> [Exercise objective]:
Reproduce all entries verbatim, with nothing added or dropped.
** start **
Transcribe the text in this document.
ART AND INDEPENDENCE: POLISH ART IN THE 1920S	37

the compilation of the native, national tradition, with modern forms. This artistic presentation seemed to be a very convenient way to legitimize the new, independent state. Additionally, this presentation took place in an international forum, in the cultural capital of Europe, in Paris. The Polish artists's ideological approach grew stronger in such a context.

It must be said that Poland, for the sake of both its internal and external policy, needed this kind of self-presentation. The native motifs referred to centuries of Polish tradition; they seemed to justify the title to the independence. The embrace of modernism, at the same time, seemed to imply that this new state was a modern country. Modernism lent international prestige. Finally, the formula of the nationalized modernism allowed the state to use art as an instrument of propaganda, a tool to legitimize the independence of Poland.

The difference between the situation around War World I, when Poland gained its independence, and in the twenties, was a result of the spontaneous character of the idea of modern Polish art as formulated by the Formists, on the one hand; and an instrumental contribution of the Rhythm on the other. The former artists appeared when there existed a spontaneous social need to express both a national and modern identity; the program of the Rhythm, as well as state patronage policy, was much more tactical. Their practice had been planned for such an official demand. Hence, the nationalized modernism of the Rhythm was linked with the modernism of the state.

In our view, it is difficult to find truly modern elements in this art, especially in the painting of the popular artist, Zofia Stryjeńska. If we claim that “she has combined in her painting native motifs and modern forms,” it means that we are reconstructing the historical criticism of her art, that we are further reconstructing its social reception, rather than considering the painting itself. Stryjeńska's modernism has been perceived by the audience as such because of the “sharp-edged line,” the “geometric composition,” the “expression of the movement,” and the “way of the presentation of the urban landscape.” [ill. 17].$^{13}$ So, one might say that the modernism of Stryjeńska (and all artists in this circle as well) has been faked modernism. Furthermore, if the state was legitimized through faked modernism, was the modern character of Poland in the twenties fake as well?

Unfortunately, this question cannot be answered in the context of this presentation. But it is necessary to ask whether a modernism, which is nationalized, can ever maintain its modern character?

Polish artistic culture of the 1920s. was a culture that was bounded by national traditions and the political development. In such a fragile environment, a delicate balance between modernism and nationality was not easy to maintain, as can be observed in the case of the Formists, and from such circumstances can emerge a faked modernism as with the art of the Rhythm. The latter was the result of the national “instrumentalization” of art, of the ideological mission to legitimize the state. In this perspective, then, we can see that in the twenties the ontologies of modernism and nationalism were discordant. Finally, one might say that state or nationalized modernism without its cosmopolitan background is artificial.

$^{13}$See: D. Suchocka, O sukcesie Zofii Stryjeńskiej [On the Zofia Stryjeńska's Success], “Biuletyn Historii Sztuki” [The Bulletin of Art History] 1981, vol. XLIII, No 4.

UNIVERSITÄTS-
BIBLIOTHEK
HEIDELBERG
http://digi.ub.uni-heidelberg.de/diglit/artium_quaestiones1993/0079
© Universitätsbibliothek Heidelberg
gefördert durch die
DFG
** end **
> [Correct response]:
Transcribe the text in this document.
ART AND INDEPENDENCE: POLISH ART IN THE 1920S	37

the compilation of the native, national tradition, with modern forms. This artistic presentation seemed to be a very convenient way to legitimize the new, independent state. Additionally, this presentation took place in an international forum, in the cultural capital of Europe, in Paris. The Polish artists's ideological approach grew stronger in such a context.

It must be said that Poland, for the sake of both its internal and external policy, needed this kind of self-presentation. The native motifs referred to centuries of Polish tradition; they seemed to justify the title to the independence. The embrace of modernism, at the same time, seemed to imply that this new state was a modern country. Modernism lent international prestige. Finally, the formula of the nationalized modernism allowed the state to use art as an instrument of propaganda, a tool to legitimize the independence of Poland.

The difference between the situation around War World I, when Poland gained its independence, and in the twenties, was a result of the spontaneous character of the idea of modern Polish art as formulated by the Formists, on the one hand; and an instrumental contribution of the Rhythm on the other. The former artists appeared when there existed a spontaneous social need to express both a national and modern identity; the program of the Rhythm, as well as state patronage policy, was much more tactical. Their practice had been planned for such an official demand. Hence, the nationalized modernism of the Rhythm was linked with the modernism of the state.

In our view, it is difficult to find truly modern elements in this art, especially in the painting of the popular artist, Zofia Stryjeńska. If we claim that “she has combined in her painting native motifs and modern forms,” it means that we are reconstructing the historical criticism of her art, that we are further reconstructing its social reception, rather than considering the painting itself. Stryjeńska's modernism has been perceived by the audience as such because of the “sharp-edged line,” the “geometric composition,” the “expression of the movement,” and the “way of the presentation of the urban landscape.” [ill. 17].$^{13}$ So, one might say that the modernism of Stryjeńska (and all artists in this circle as well) has been faked modernism. Furthermore, if the state was legitimized through faked modernism, was the modern character of Poland in the twenties fake as well?

Unfortunately, this question cannot be answered in the context of this presentation. But it is necessary to ask whether a modernism, which is nationalized, can ever maintain its modern character?

Polish artistic culture of the 1920s. was a culture that was bounded by national traditions and the political development. In such a fragile environment, a delicate balance between modernism and nationality was not easy to maintain, as can be observed in the case of the Formists, and from such circumstances can emerge a faked modernism as with the art of the Rhythm. The latter was the result of the national “instrumentalization” of art, of the ideological mission to legitimize the state. In this perspective, then, we can see that in the twenties the ontologies of modernism and nationalism were discordant. Finally, one might say that state or nationalized modernism without its cosmopolitan background is artificial.

$^{13}$See: D. Suchocka, O sukcesie Zofii Stryjeńskiej [On the Zofia Stryjeńska's Success], “Biuletyn Historii Sztuki” [The Bulletin of Art History] 1981, vol. XLIII, No 4.

UNIVERSITÄTS-
BIBLIOTHEK
HEIDELBERG
http://digi.ub.uni-heidelberg.de/diglit/artium_quaestiones1993/0079
© Universitätsbibliothek Heidelberg
gefördert durch die
DFG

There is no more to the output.